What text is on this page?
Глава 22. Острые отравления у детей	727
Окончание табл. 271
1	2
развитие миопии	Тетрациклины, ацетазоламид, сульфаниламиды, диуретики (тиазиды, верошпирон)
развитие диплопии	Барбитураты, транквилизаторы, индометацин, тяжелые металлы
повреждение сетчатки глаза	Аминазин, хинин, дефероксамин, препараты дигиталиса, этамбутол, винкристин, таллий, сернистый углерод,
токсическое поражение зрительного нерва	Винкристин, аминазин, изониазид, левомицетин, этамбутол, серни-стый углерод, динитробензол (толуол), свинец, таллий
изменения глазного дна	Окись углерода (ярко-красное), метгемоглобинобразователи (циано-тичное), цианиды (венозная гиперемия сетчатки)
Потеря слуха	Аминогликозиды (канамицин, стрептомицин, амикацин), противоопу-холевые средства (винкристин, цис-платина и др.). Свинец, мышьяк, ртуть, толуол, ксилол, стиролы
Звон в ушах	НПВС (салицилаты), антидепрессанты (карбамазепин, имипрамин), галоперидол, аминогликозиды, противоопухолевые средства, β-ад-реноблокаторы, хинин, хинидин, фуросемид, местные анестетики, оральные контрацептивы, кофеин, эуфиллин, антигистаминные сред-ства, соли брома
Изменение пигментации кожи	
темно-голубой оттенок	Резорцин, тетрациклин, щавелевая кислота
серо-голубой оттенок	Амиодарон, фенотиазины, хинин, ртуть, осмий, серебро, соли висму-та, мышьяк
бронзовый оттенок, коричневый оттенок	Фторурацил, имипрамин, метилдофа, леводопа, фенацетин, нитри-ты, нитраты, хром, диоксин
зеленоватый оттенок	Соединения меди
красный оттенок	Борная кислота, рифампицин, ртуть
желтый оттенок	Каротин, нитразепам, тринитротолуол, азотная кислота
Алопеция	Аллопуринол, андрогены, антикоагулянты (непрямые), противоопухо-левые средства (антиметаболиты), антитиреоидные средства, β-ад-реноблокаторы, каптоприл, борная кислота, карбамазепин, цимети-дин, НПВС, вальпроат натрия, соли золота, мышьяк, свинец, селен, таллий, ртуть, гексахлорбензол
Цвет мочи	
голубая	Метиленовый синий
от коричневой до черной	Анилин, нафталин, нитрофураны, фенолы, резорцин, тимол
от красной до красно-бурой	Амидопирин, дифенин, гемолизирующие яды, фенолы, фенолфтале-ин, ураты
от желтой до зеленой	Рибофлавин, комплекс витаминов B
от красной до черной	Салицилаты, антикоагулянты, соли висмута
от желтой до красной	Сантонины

**WORK TO DO:**
Without leaving anything out, give the entries again exactly.

**WRITTEN REPLY:**
What text is on this page?
Глава 22. Острые отравления у детей	727
Окончание табл. 271
1	2
развитие миопии	Тетрациклины, ацетазоламид, сульфаниламиды, диуретики (тиазиды, верошпирон)
развитие диплопии	Барбитураты, транквилизаторы, индометацин, тяжелые металлы
повреждение сетчатки глаза	Аминазин, хинин, дефероксамин, препараты дигиталиса, этамбутол, винкристин, таллий, сернистый углерод,
токсическое поражение зрительного нерва	Винкристин, аминазин, изониазид, левомицетин, этамбутол, серни-стый углерод, динитробензол (толуол), свинец, таллий
изменения глазного дна	Окись углерода (ярко-красное), метгемоглобинобразователи (циано-тичное), цианиды (венозная гиперемия сетчатки)
Потеря слуха	Аминогликозиды (канамицин, стрептомицин, амикацин), противоопу-холевые средства (винкристин, цис-платина и др.). Свинец, мышьяк, ртуть, толуол, ксилол, стиролы
Звон в ушах	НПВС (салицилаты), антидепрессанты (карбамазепин, имипрамин), галоперидол, аминогликозиды, противоопухолевые средства, β-ад-реноблокаторы, хинин, хинидин, фуросемид, местные анестетики, оральные контрацептивы, кофеин, эуфиллин, антигистаминные сред-ства, соли брома
Изменение пигментации кожи	
темно-голубой оттенок	Резорцин, тетрациклин, щавелевая кислота
серо-голубой оттенок	Амиодарон, фенотиазины, хинин, ртуть, осмий, серебро, соли висму-та, мышьяк
бронзовый оттенок, коричневый оттенок	Фторурацил, имипрамин, метилдофа, леводопа, фенацетин, нитри-ты, нитраты, хром, диоксин
зеленоватый оттенок	Соединения меди
красный оттенок	Борная кислота, рифампицин, ртуть
желтый оттенок	Каротин, нитразепам, тринитротолуол, азотная кислота
Алопеция	Аллопуринол, андрогены, антикоагулянты (непрямые), противоопухо-левые средства (антиметаболиты), антитиреоидные средства, β-ад-реноблокаторы, каптоприл, борная кислота, карбамазепин, цимети-дин, НПВС, вальпроат натрия, соли золота, мышьяк, свинец, селен, таллий, ртуть, гексахлорбензол
Цвет мочи	
голубая	Метиленовый синий
от коричневой до черной	Анилин, нафталин, нитрофураны, фенолы, резорцин, тимол
от красной до красно-бурой	Амидопирин, дифенин, гемолизирующие яды, фенолы, фенолфтале-ин, ураты
от желтой до зеленой	Рибофлавин, комплекс витаминов B
от красной до черной	Салицилаты, антикоагулянты, соли висмута
от желтой до красной	Сантонины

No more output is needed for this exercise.